TASK TO CARRY OUT: Each line holding the word "товаров" counts once; give the total and nothing more.
[Start ENTRIES SHOWN]
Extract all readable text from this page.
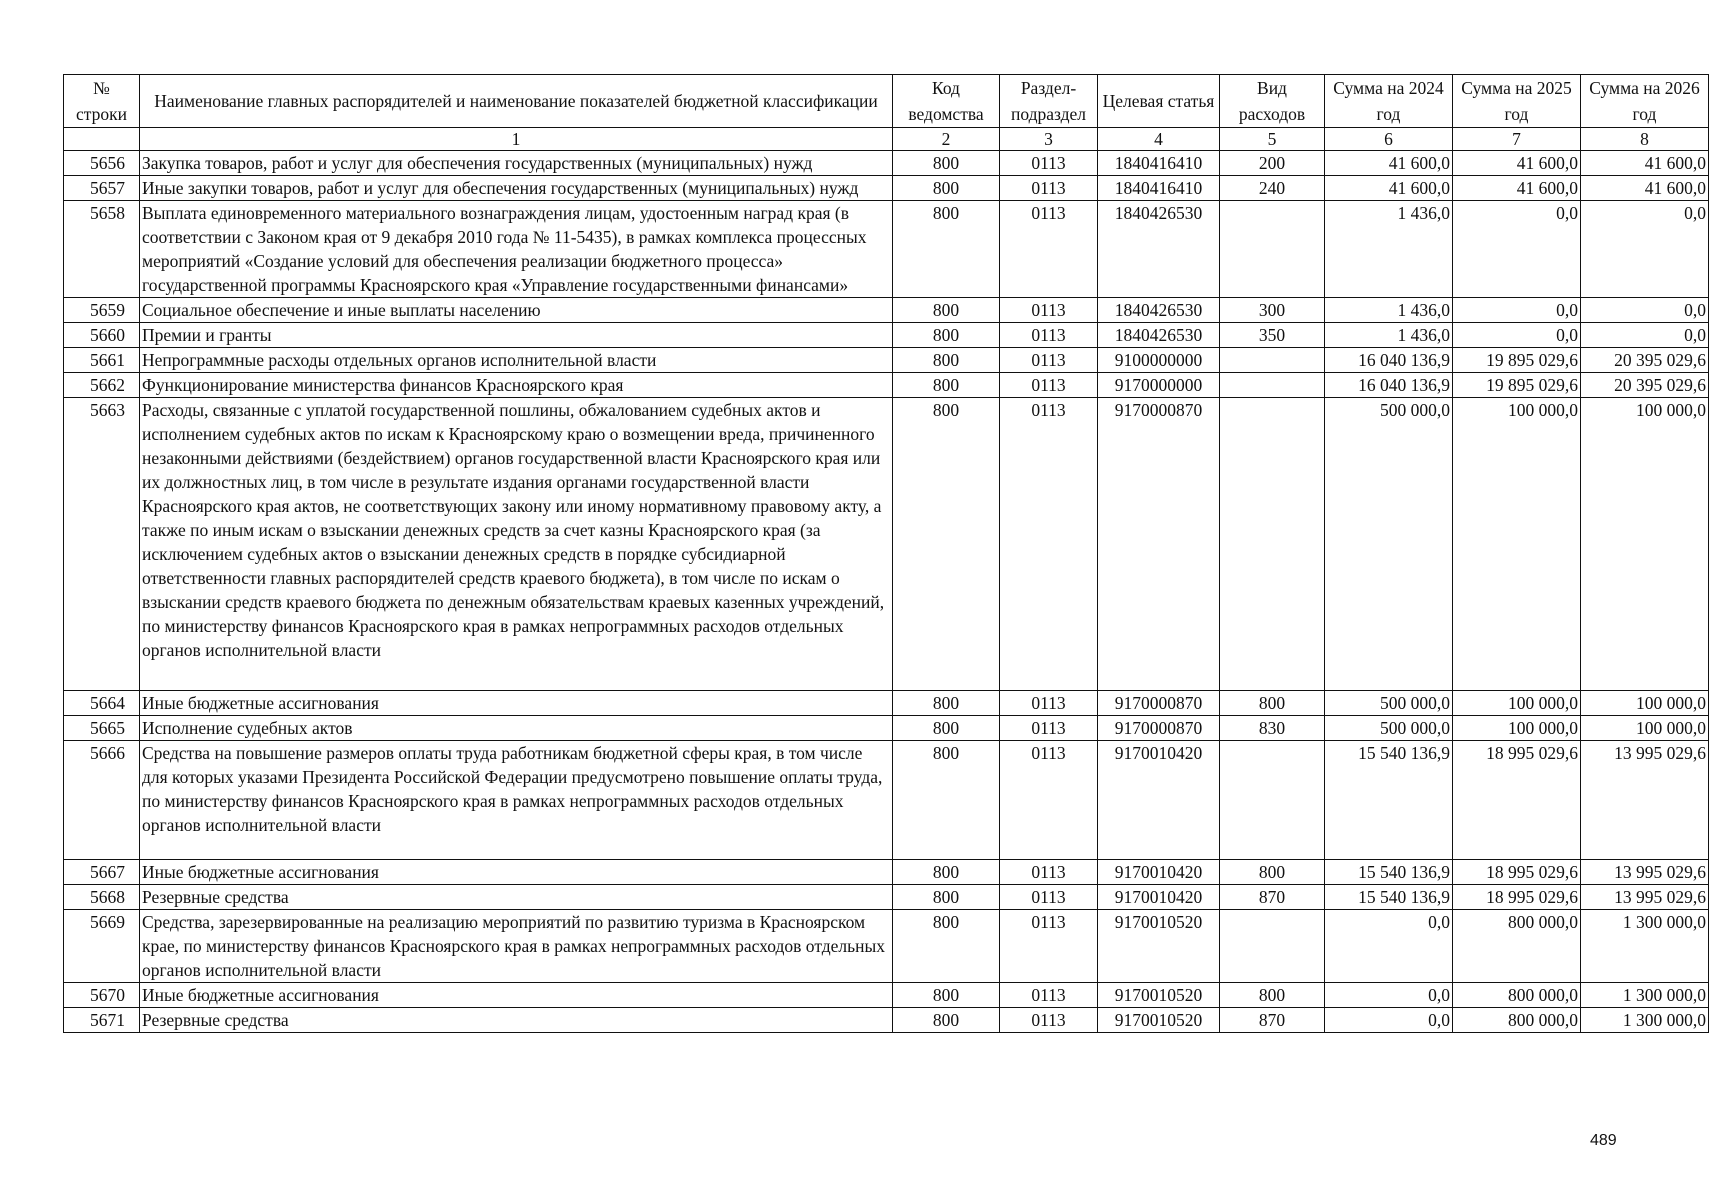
№ строки	Наименование главных распорядителей и наименование показателей бюджетной классификации	Код ведомства	Раздел-подраздел	Целевая статья	Вид расходов	Сумма на 2024 год	Сумма на 2025 год	Сумма на 2026 год
	1	2	3	4	5	6	7	8
5656	Закупка товаров, работ и услуг для обеспечения государственных (муниципальных) нужд	800	0113	1840416410	200	41 600,0	41 600,0	41 600,0
5657	Иные закупки товаров, работ и услуг для обеспечения государственных (муниципальных) нужд	800	0113	1840416410	240	41 600,0	41 600,0	41 600,0
5658	Выплата единовременного материального вознаграждения лицам, удостоенным наград края (в соответствии с Законом края от 9 декабря 2010 года № 11-5435), в рамках комплекса процессных мероприятий «Создание условий для обеспечения реализации бюджетного процесса» государственной программы Красноярского края «Управление государственными финансами»	800	0113	1840426530		1 436,0	0,0	0,0
5659	Социальное обеспечение и иные выплаты населению	800	0113	1840426530	300	1 436,0	0,0	0,0
5660	Премии и гранты	800	0113	1840426530	350	1 436,0	0,0	0,0
5661	Непрограммные расходы отдельных органов исполнительной власти	800	0113	9100000000		16 040 136,9	19 895 029,6	20 395 029,6
5662	Функционирование министерства финансов Красноярского края	800	0113	9170000000		16 040 136,9	19 895 029,6	20 395 029,6
5663	Расходы, связанные с уплатой государственной пошлины, обжалованием судебных актов и исполнением судебных актов по искам к Красноярскому краю о возмещении вреда, причиненного незаконными действиями (бездействием) органов государственной власти Красноярского края или их должностных лиц, в том числе в результате издания органами государственной власти Красноярского края актов, не соответствующих закону или иному нормативному правовому акту, а также по иным искам о взыскании денежных средств за счет казны Красноярского края (за исключением судебных актов о взыскании денежных средств в порядке субсидиарной ответственности главных распорядителей средств краевого бюджета), в том числе по искам о взыскании средств краевого бюджета по денежным обязательствам краевых казенных учреждений, по министерству финансов Красноярского края в рамках непрограммных расходов отдельных органов исполнительной власти	800	0113	9170000870		500 000,0	100 000,0	100 000,0
5664	Иные бюджетные ассигнования	800	0113	9170000870	800	500 000,0	100 000,0	100 000,0
5665	Исполнение судебных актов	800	0113	9170000870	830	500 000,0	100 000,0	100 000,0
5666	Средства на повышение размеров оплаты труда работникам бюджетной сферы края, в том числе для которых указами Президента Российской Федерации предусмотрено повышение оплаты труда, по министерству финансов Красноярского края в рамках непрограммных расходов отдельных органов исполнительной власти	800	0113	9170010420		15 540 136,9	18 995 029,6	13 995 029,6
5667	Иные бюджетные ассигнования	800	0113	9170010420	800	15 540 136,9	18 995 029,6	13 995 029,6
5668	Резервные средства	800	0113	9170010420	870	15 540 136,9	18 995 029,6	13 995 029,6
5669	Средства, зарезервированные на реализацию мероприятий по развитию туризма в Красноярском крае, по министерству финансов Красноярского края в рамках непрограммных расходов отдельных органов исполнительной власти	800	0113	9170010520		0,0	800 000,0	1 300 000,0
5670	Иные бюджетные ассигнования	800	0113	9170010520	800	0,0	800 000,0	1 300 000,0
5671	Резервные средства	800	0113	9170010520	870	0,0	800 000,0	1 300 000,0
489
[End ENTRIES SHOWN]
RESULT BELOW: 2